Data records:
* * * * *

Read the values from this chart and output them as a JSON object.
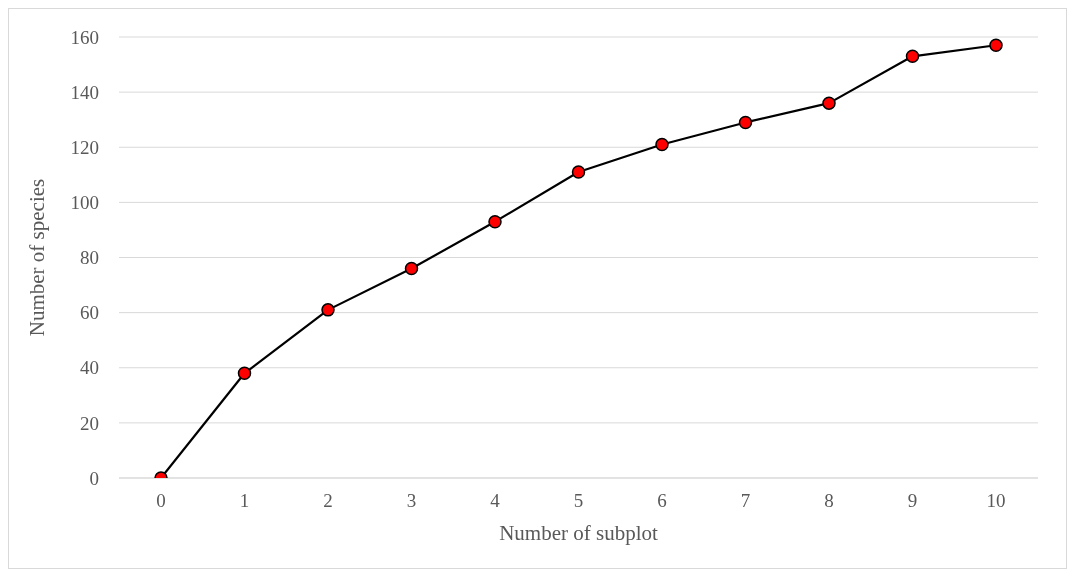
{
  "chart_data": {
    "type": "line",
    "xlabel": "Number of subplot",
    "ylabel": "Number of species",
    "categories": [
      "0",
      "1",
      "2",
      "3",
      "4",
      "5",
      "6",
      "7",
      "8",
      "9",
      "10"
    ],
    "series": [
      {
        "color": "#000000",
        "colors": [
          "#ff0000",
          "#ff0000",
          "#ff0000",
          "#ff0000",
          "#ff0000",
          "#ff0000",
          "#ff0000",
          "#ff0000",
          "#ff0000",
          "#ff0000",
          "#ff0000"
        ],
        "values": [
          0,
          38,
          61,
          76,
          93,
          111,
          121,
          129,
          136,
          153,
          157
        ]
      }
    ],
    "ylim": [
      0,
      160
    ],
    "yticks": [
      0,
      20,
      40,
      60,
      80,
      100,
      120,
      140,
      160
    ],
    "grid": "y",
    "marker": "circle",
    "line_style": "solid",
    "legend": false
  }
}
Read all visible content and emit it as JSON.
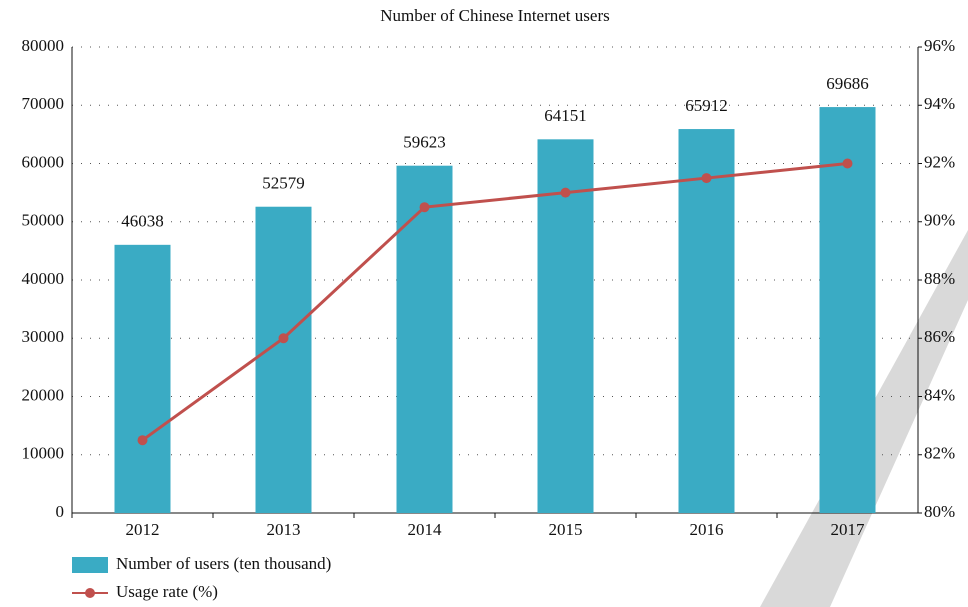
{
  "chart_data": {
    "type": "bar_line",
    "title": "Number of Chinese Internet users",
    "categories": [
      "2012",
      "2013",
      "2014",
      "2015",
      "2016",
      "2017"
    ],
    "series": [
      {
        "name": "Number of users (ten thousand)",
        "color": "#3aabc4",
        "type": "bar",
        "values": [
          46038,
          52579,
          59623,
          64151,
          65912,
          69686
        ]
      },
      {
        "name": "Usage rate (%)",
        "color": "#c0504d",
        "type": "line",
        "axis": "y2",
        "values": [
          82.5,
          86.0,
          90.5,
          91.0,
          91.5,
          92.0
        ]
      }
    ],
    "ylim": [
      0,
      80000
    ],
    "yticks": [
      0,
      10000,
      20000,
      30000,
      40000,
      50000,
      60000,
      70000,
      80000
    ],
    "y2lim": [
      80,
      96
    ],
    "y2ticks": [
      {
        "value": 80,
        "label": "80%"
      },
      {
        "value": 82,
        "label": "82%"
      },
      {
        "value": 84,
        "label": "84%"
      },
      {
        "value": 86,
        "label": "86%"
      },
      {
        "value": 88,
        "label": "88%"
      },
      {
        "value": 90,
        "label": "90%"
      },
      {
        "value": 92,
        "label": "92%"
      },
      {
        "value": 94,
        "label": "94%"
      },
      {
        "value": 96,
        "label": "96%"
      }
    ],
    "grid": true
  }
}
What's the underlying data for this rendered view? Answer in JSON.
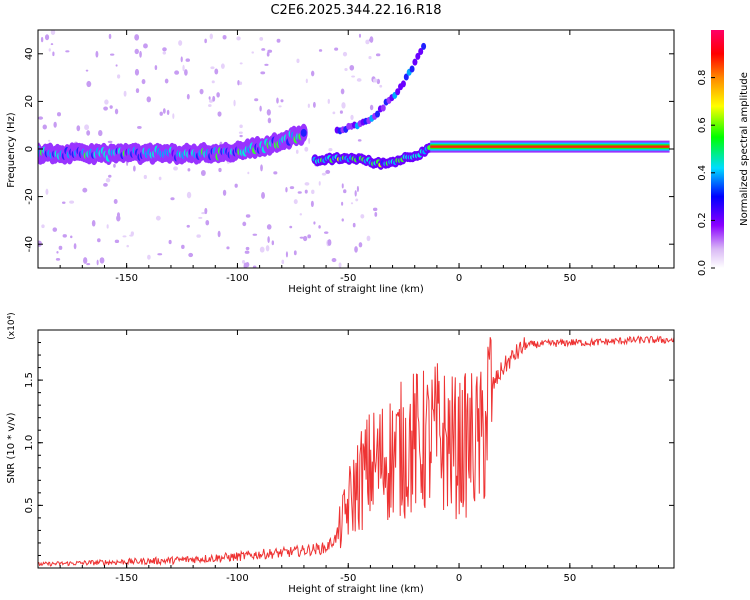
{
  "figure": {
    "title": "C2E6.2025.344.22.16.R18"
  },
  "chart_data": [
    {
      "type": "heatmap",
      "title": "C2E6.2025.344.22.16.R18",
      "xlabel": "Height of straight line (km)",
      "ylabel": "Frequency (Hz)",
      "xlim": [
        -190,
        97
      ],
      "ylim": [
        -50,
        50
      ],
      "xticks": [
        -150,
        -100,
        -50,
        0,
        50
      ],
      "yticks": [
        -40,
        -20,
        0,
        20,
        40
      ],
      "features": [
        {
          "name": "weak-doppler-band",
          "x": [
            -190,
            -150,
            -120,
            -100,
            -90,
            -80,
            -75,
            -70
          ],
          "y": [
            -2,
            -2,
            -2,
            -1,
            1,
            3,
            5,
            6
          ]
        },
        {
          "name": "upper-branch",
          "x": [
            -55,
            -45,
            -38,
            -30,
            -25,
            -20,
            -15
          ],
          "y": [
            8,
            10,
            14,
            22,
            28,
            36,
            44
          ]
        },
        {
          "name": "lower-branch",
          "x": [
            -65,
            -55,
            -45,
            -38,
            -32,
            -25,
            -18,
            -13
          ],
          "y": [
            -5,
            -4,
            -4,
            -6,
            -6,
            -4,
            -2,
            1
          ]
        },
        {
          "name": "strong-carrier",
          "x": [
            -13,
            95
          ],
          "y": [
            1,
            1
          ]
        }
      ],
      "colorbar": {
        "label": "Normalized spectral amplitude",
        "ticks": [
          "0.0",
          "0.2",
          "0.4",
          "0.6",
          "0.8"
        ],
        "range": [
          0,
          1
        ]
      }
    },
    {
      "type": "line",
      "xlabel": "Height of straight line (km)",
      "ylabel": "SNR (10 * v/v)",
      "multiplier": "(x10⁴)",
      "xlim": [
        -190,
        97
      ],
      "ylim": [
        0,
        1.9
      ],
      "xticks": [
        -150,
        -100,
        -50,
        0,
        50
      ],
      "yticks": [
        "0.5",
        "1.0",
        "1.5"
      ],
      "series": [
        {
          "name": "SNR",
          "color": "#ee3333",
          "x": [
            -190,
            -170,
            -150,
            -130,
            -110,
            -100,
            -90,
            -80,
            -70,
            -60,
            -55,
            -50,
            -45,
            -40,
            -35,
            -30,
            -25,
            -20,
            -15,
            -10,
            -5,
            0,
            5,
            10,
            15,
            20,
            25,
            30,
            40,
            50,
            60,
            70,
            80,
            90,
            95
          ],
          "y": [
            0.03,
            0.04,
            0.05,
            0.06,
            0.08,
            0.09,
            0.11,
            0.12,
            0.14,
            0.16,
            0.25,
            0.5,
            0.7,
            0.8,
            0.85,
            0.9,
            0.95,
            1.0,
            1.0,
            1.05,
            1.0,
            0.95,
            1.0,
            1.0,
            1.45,
            1.6,
            1.7,
            1.78,
            1.79,
            1.8,
            1.8,
            1.81,
            1.82,
            1.82,
            1.82
          ]
        }
      ]
    }
  ]
}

* * * * *

REQUEST:
Using the material above, return every line exactly as it appears, minus the pictures.

TASK OUTPUT:
Read the values from this chart and output them as a JSON object.
{
  "chart_data": {
    "type": "line",
    "xlabel": "Number of subplot",
    "ylabel": "Number of species",
    "categories": [
      "0",
      "1",
      "2",
      "3",
      "4",
      "5",
      "6",
      "7",
      "8",
      "9",
      "10"
    ],
    "series": [
      {
        "color": "#000000",
        "colors": [
          "#ff0000",
          "#ff0000",
          "#ff0000",
          "#ff0000",
          "#ff0000",
          "#ff0000",
          "#ff0000",
          "#ff0000",
          "#ff0000",
          "#ff0000",
          "#ff0000"
        ],
        "values": [
          0,
          38,
          61,
          76,
          93,
          111,
          121,
          129,
          136,
          153,
          157
        ]
      }
    ],
    "ylim": [
      0,
      160
    ],
    "yticks": [
      0,
      20,
      40,
      60,
      80,
      100,
      120,
      140,
      160
    ],
    "grid": "y",
    "marker": "circle",
    "line_style": "solid",
    "legend": false
  }
}
Read all visible content and emit it as JSON.
{
  "chart_data": {
    "type": "bar_line",
    "title": "Number of Chinese Internet users",
    "categories": [
      "2012",
      "2013",
      "2014",
      "2015",
      "2016",
      "2017"
    ],
    "series": [
      {
        "name": "Number of users (ten thousand)",
        "color": "#3aabc4",
        "type": "bar",
        "values": [
          46038,
          52579,
          59623,
          64151,
          65912,
          69686
        ]
      },
      {
        "name": "Usage rate (%)",
        "color": "#c0504d",
        "type": "line",
        "axis": "y2",
        "values": [
          82.5,
          86.0,
          90.5,
          91.0,
          91.5,
          92.0
        ]
      }
    ],
    "ylim": [
      0,
      80000
    ],
    "yticks": [
      0,
      10000,
      20000,
      30000,
      40000,
      50000,
      60000,
      70000,
      80000
    ],
    "y2lim": [
      80,
      96
    ],
    "y2ticks": [
      {
        "value": 80,
        "label": "80%"
      },
      {
        "value": 82,
        "label": "82%"
      },
      {
        "value": 84,
        "label": "84%"
      },
      {
        "value": 86,
        "label": "86%"
      },
      {
        "value": 88,
        "label": "88%"
      },
      {
        "value": 90,
        "label": "90%"
      },
      {
        "value": 92,
        "label": "92%"
      },
      {
        "value": 94,
        "label": "94%"
      },
      {
        "value": 96,
        "label": "96%"
      }
    ],
    "grid": true
  }
}
What's the underlying data for this rendered view? Answer in JSON.
{
  "figure": {
    "title": "C2E6.2025.344.22.16.R18"
  },
  "chart_data": [
    {
      "type": "heatmap",
      "title": "C2E6.2025.344.22.16.R18",
      "xlabel": "Height of straight line (km)",
      "ylabel": "Frequency (Hz)",
      "xlim": [
        -190,
        97
      ],
      "ylim": [
        -50,
        50
      ],
      "xticks": [
        -150,
        -100,
        -50,
        0,
        50
      ],
      "yticks": [
        -40,
        -20,
        0,
        20,
        40
      ],
      "features": [
        {
          "name": "weak-doppler-band",
          "x": [
            -190,
            -150,
            -120,
            -100,
            -90,
            -80,
            -75,
            -70
          ],
          "y": [
            -2,
            -2,
            -2,
            -1,
            1,
            3,
            5,
            6
          ]
        },
        {
          "name": "upper-branch",
          "x": [
            -55,
            -45,
            -38,
            -30,
            -25,
            -20,
            -15
          ],
          "y": [
            8,
            10,
            14,
            22,
            28,
            36,
            44
          ]
        },
        {
          "name": "lower-branch",
          "x": [
            -65,
            -55,
            -45,
            -38,
            -32,
            -25,
            -18,
            -13
          ],
          "y": [
            -5,
            -4,
            -4,
            -6,
            -6,
            -4,
            -2,
            1
          ]
        },
        {
          "name": "strong-carrier",
          "x": [
            -13,
            95
          ],
          "y": [
            1,
            1
          ]
        }
      ],
      "colorbar": {
        "label": "Normalized spectral amplitude",
        "ticks": [
          "0.0",
          "0.2",
          "0.4",
          "0.6",
          "0.8"
        ],
        "range": [
          0,
          1
        ]
      }
    },
    {
      "type": "line",
      "xlabel": "Height of straight line (km)",
      "ylabel": "SNR (10 * v/v)",
      "multiplier": "(x10⁴)",
      "xlim": [
        -190,
        97
      ],
      "ylim": [
        0,
        1.9
      ],
      "xticks": [
        -150,
        -100,
        -50,
        0,
        50
      ],
      "yticks": [
        "0.5",
        "1.0",
        "1.5"
      ],
      "series": [
        {
          "name": "SNR",
          "color": "#ee3333",
          "x": [
            -190,
            -170,
            -150,
            -130,
            -110,
            -100,
            -90,
            -80,
            -70,
            -60,
            -55,
            -50,
            -45,
            -40,
            -35,
            -30,
            -25,
            -20,
            -15,
            -10,
            -5,
            0,
            5,
            10,
            15,
            20,
            25,
            30,
            40,
            50,
            60,
            70,
            80,
            90,
            95
          ],
          "y": [
            0.03,
            0.04,
            0.05,
            0.06,
            0.08,
            0.09,
            0.11,
            0.12,
            0.14,
            0.16,
            0.25,
            0.5,
            0.7,
            0.8,
            0.85,
            0.9,
            0.95,
            1.0,
            1.0,
            1.05,
            1.0,
            0.95,
            1.0,
            1.0,
            1.45,
            1.6,
            1.7,
            1.78,
            1.79,
            1.8,
            1.8,
            1.81,
            1.82,
            1.82,
            1.82
          ]
        }
      ]
    }
  ]
}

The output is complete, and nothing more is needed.